* Begin The data *

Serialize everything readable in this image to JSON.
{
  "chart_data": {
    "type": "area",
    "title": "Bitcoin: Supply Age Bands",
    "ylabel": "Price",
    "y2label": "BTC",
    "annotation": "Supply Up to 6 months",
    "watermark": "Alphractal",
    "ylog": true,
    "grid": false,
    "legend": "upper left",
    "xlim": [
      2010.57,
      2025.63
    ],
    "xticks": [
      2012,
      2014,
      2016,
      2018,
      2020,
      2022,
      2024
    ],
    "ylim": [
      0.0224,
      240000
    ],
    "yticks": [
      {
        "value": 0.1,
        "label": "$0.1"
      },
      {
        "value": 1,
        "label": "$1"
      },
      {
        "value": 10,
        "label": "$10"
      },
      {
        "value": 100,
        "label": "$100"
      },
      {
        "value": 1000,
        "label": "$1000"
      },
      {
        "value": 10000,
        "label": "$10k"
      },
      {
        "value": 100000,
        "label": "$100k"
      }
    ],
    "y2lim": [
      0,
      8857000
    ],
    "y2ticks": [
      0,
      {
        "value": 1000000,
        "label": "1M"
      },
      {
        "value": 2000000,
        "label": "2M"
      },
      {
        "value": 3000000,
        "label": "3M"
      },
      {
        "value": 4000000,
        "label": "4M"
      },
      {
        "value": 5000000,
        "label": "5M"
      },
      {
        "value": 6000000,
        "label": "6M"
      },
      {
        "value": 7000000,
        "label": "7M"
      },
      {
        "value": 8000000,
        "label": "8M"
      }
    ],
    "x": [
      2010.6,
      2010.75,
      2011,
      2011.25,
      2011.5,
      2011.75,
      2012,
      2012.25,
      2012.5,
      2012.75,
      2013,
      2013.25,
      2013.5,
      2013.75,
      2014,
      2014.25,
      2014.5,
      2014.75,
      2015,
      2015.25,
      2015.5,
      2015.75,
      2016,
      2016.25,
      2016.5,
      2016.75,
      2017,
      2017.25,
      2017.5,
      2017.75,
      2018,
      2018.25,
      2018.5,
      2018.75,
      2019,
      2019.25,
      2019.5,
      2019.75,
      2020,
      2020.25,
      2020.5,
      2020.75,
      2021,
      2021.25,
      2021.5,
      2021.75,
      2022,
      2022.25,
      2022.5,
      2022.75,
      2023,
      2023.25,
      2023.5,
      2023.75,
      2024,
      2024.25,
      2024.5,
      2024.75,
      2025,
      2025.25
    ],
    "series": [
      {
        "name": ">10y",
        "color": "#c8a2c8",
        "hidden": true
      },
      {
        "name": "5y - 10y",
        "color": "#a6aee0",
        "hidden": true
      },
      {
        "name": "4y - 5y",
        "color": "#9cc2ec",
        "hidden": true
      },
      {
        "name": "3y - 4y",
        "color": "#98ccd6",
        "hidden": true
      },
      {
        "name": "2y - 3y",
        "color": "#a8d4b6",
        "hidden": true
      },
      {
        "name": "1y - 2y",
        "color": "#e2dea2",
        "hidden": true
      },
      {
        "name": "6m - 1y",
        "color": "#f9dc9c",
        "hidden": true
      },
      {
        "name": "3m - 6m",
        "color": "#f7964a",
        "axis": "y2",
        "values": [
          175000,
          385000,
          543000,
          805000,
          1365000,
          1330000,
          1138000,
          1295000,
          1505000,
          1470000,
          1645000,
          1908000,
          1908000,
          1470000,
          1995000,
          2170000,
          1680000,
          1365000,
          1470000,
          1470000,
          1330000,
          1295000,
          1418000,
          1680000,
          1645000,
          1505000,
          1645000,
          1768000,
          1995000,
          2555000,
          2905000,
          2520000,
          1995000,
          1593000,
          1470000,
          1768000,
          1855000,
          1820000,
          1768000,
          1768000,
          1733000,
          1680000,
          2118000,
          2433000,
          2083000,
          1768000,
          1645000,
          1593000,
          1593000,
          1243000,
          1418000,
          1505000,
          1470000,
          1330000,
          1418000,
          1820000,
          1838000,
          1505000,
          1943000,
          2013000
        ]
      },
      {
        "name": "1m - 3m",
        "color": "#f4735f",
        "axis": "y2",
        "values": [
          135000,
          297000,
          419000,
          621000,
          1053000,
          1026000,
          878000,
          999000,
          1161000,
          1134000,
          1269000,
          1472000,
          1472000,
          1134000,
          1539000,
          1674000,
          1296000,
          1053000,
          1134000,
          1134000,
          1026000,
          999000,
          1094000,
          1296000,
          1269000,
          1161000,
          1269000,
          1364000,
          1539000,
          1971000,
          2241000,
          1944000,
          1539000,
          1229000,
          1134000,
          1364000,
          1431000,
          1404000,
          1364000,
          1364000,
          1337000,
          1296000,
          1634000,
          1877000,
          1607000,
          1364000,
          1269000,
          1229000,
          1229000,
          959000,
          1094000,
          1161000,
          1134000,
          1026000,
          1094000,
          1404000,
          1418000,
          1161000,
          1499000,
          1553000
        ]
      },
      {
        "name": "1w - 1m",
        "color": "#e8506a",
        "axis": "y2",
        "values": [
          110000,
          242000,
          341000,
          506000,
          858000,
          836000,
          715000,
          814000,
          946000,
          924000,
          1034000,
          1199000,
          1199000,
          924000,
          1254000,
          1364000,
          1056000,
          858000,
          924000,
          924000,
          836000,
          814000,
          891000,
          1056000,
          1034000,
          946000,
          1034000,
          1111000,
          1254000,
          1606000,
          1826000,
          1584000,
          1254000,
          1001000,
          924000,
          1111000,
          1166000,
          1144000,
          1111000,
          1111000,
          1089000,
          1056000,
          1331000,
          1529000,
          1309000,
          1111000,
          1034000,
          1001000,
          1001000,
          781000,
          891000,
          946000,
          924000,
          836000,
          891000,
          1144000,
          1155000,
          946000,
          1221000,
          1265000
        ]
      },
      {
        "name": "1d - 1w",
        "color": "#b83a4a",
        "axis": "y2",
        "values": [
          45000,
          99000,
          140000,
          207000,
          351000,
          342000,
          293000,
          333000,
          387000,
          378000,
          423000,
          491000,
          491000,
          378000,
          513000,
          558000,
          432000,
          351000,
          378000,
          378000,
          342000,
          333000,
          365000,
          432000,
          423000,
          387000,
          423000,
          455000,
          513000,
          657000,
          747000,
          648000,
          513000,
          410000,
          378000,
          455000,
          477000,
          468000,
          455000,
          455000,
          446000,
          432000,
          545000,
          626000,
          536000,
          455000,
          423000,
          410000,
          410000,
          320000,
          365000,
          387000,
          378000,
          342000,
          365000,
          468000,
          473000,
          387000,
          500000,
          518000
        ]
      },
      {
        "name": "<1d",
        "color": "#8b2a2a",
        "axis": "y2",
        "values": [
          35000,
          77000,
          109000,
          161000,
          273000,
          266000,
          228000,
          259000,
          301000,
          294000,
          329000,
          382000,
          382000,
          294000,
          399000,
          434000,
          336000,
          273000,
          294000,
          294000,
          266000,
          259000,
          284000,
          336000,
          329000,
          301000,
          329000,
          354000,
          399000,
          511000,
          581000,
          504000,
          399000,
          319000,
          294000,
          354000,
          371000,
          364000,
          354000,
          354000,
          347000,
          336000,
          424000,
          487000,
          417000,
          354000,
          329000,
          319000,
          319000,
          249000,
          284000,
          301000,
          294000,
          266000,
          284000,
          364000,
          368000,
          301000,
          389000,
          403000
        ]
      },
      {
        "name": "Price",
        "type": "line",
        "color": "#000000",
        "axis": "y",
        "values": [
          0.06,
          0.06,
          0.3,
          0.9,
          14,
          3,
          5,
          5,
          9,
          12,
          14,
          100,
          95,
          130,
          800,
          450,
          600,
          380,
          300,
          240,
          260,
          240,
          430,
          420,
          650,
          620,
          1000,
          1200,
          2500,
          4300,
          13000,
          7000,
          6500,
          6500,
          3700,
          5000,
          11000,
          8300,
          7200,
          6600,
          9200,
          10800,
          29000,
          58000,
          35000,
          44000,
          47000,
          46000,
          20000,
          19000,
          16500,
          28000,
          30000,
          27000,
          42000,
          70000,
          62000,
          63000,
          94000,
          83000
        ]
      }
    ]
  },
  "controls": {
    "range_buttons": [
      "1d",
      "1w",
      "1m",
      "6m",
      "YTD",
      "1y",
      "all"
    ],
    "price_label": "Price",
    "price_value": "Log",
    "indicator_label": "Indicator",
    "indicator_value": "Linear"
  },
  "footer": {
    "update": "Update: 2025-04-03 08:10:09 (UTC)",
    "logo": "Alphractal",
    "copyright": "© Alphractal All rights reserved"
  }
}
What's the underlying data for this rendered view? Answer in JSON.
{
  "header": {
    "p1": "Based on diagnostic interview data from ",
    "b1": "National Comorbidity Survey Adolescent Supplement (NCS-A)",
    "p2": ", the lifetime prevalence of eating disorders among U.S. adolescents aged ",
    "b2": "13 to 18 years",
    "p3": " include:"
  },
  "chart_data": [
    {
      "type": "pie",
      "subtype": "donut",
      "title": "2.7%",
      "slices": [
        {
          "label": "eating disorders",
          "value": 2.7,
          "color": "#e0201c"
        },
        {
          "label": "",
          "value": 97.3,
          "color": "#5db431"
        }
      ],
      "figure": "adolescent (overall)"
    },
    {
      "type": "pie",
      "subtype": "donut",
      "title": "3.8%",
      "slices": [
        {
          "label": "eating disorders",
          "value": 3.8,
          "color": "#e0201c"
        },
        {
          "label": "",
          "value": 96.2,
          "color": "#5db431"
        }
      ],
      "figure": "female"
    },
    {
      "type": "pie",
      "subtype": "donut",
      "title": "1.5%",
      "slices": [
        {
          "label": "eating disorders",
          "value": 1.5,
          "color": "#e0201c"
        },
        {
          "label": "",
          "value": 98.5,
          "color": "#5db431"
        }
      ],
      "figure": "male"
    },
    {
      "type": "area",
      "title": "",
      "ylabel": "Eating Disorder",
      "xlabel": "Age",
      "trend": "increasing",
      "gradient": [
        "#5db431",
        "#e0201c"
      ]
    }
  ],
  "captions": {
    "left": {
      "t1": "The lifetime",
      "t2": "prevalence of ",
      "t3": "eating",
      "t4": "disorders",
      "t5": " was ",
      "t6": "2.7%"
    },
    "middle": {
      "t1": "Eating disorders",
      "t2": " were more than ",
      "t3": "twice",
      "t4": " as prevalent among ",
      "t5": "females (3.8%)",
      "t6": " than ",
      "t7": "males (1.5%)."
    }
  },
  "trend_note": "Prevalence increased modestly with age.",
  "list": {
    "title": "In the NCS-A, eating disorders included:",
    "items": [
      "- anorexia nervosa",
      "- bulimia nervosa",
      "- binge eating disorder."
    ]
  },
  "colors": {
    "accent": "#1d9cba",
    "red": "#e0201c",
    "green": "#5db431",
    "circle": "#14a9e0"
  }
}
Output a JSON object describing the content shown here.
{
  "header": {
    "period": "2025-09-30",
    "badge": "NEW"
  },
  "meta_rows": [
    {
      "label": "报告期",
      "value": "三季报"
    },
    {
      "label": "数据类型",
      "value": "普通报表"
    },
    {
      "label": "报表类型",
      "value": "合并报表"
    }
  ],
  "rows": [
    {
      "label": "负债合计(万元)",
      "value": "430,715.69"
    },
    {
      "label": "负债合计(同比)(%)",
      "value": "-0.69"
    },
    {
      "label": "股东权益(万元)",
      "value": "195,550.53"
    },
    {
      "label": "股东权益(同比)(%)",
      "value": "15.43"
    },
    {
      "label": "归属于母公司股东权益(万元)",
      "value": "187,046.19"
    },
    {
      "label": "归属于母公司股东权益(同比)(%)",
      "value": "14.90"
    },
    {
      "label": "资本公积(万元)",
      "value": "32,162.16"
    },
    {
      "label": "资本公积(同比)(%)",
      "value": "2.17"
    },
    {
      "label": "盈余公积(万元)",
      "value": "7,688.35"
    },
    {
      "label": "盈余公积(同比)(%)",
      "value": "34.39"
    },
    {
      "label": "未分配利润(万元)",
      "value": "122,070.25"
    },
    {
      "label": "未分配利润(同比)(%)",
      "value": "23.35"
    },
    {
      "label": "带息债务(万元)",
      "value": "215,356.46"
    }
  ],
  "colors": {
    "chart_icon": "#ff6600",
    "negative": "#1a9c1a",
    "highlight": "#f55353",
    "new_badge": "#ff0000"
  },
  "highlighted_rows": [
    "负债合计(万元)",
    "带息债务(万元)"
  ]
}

* End The data *

## Given task
Using the entries above, return each line in which the word "ylabel" occurs.

## Full output
    "ylabel": "Price",
      "ylabel": "Eating Disorder",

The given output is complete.